■ Supplied entries:
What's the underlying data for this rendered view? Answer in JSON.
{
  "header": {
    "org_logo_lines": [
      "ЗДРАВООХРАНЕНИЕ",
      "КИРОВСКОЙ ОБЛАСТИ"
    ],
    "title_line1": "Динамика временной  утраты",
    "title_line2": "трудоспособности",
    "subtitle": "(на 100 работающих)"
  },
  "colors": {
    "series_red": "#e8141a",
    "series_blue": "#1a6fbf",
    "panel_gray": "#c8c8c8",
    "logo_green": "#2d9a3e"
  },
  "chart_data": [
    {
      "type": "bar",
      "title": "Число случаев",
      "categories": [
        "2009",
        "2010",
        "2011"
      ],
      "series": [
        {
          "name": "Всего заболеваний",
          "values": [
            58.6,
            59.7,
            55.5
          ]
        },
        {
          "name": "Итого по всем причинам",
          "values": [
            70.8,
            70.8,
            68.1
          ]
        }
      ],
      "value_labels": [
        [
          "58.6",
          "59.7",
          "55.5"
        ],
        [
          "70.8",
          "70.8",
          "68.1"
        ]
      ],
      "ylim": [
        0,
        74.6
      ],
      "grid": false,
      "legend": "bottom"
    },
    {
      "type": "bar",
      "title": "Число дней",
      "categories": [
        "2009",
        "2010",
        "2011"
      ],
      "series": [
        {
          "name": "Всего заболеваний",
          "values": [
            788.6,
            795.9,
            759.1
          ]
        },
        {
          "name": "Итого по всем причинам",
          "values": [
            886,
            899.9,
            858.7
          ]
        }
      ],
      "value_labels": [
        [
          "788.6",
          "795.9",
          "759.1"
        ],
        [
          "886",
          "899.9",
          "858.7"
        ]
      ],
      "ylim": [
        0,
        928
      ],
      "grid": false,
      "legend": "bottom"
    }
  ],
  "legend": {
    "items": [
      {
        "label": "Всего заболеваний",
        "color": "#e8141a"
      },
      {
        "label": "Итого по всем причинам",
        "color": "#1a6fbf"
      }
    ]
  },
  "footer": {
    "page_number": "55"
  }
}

■ Required task: Tally up the lines with the word "Число" in them, and answer with that number by itself.

■ Result of this exercise: 2